* [GIVEN TASK]
Every entry must be copied word for word.

* [RECORDS FOR THE TASK]
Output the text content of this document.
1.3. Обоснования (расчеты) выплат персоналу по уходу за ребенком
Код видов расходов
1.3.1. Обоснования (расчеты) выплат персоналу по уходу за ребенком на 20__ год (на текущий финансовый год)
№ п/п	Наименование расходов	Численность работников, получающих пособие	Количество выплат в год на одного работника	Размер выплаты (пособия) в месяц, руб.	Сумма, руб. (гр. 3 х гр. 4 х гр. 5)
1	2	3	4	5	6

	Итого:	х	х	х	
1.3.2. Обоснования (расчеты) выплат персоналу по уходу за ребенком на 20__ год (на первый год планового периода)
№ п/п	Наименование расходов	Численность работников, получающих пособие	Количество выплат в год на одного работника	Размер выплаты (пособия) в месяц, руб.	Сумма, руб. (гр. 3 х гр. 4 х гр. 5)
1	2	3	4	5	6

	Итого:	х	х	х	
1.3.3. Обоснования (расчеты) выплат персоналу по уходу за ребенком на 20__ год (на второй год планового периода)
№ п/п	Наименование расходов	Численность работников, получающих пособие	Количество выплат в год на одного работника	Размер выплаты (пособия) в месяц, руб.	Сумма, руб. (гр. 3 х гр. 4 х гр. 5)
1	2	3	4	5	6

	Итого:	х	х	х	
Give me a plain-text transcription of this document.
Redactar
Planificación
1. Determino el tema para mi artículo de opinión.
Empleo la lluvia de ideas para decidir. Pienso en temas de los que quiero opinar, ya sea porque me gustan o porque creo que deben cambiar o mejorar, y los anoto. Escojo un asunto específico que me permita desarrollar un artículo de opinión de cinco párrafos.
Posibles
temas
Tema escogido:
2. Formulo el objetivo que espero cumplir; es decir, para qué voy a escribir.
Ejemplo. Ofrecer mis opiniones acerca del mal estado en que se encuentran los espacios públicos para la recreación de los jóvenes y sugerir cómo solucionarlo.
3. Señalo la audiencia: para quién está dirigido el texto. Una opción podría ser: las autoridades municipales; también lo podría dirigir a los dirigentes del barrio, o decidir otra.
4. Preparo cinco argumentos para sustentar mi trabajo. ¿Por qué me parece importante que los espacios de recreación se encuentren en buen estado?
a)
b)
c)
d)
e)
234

* [TASK RESPONSE]
Output the text content of this document.
1.3. Обоснования (расчеты) выплат персоналу по уходу за ребенком
Код видов расходов
1.3.1. Обоснования (расчеты) выплат персоналу по уходу за ребенком на 20__ год (на текущий финансовый год)
№ п/п	Наименование расходов	Численность работников, получающих пособие	Количество выплат в год на одного работника	Размер выплаты (пособия) в месяц, руб.	Сумма, руб. (гр. 3 х гр. 4 х гр. 5)
1	2	3	4	5	6

	Итого:	х	х	х	
1.3.2. Обоснования (расчеты) выплат персоналу по уходу за ребенком на 20__ год (на первый год планового периода)
№ п/п	Наименование расходов	Численность работников, получающих пособие	Количество выплат в год на одного работника	Размер выплаты (пособия) в месяц, руб.	Сумма, руб. (гр. 3 х гр. 4 х гр. 5)
1	2	3	4	5	6

	Итого:	х	х	х	
1.3.3. Обоснования (расчеты) выплат персоналу по уходу за ребенком на 20__ год (на второй год планового периода)
№ п/п	Наименование расходов	Численность работников, получающих пособие	Количество выплат в год на одного работника	Размер выплаты (пособия) в месяц, руб.	Сумма, руб. (гр. 3 х гр. 4 х гр. 5)
1	2	3	4	5	6

	Итого:	х	х	х	
Give me a plain-text transcription of this document.
Redactar
Planificación
1. Determino el tema para mi artículo de opinión.
Empleo la lluvia de ideas para decidir. Pienso en temas de los que quiero opinar, ya sea porque me gustan o porque creo que deben cambiar o mejorar, y los anoto. Escojo un asunto específico que me permita desarrollar un artículo de opinión de cinco párrafos.
Posibles
temas
Tema escogido:
2. Formulo el objetivo que espero cumplir; es decir, para qué voy a escribir.
Ejemplo. Ofrecer mis opiniones acerca del mal estado en que se encuentran los espacios públicos para la recreación de los jóvenes y sugerir cómo solucionarlo.
3. Señalo la audiencia: para quién está dirigido el texto. Una opción podría ser: las autoridades municipales; también lo podría dirigir a los dirigentes del barrio, o decidir otra.
4. Preparo cinco argumentos para sustentar mi trabajo. ¿Por qué me parece importante que los espacios de recreación se encuentren en buen estado?
a)
b)
c)
d)
e)
234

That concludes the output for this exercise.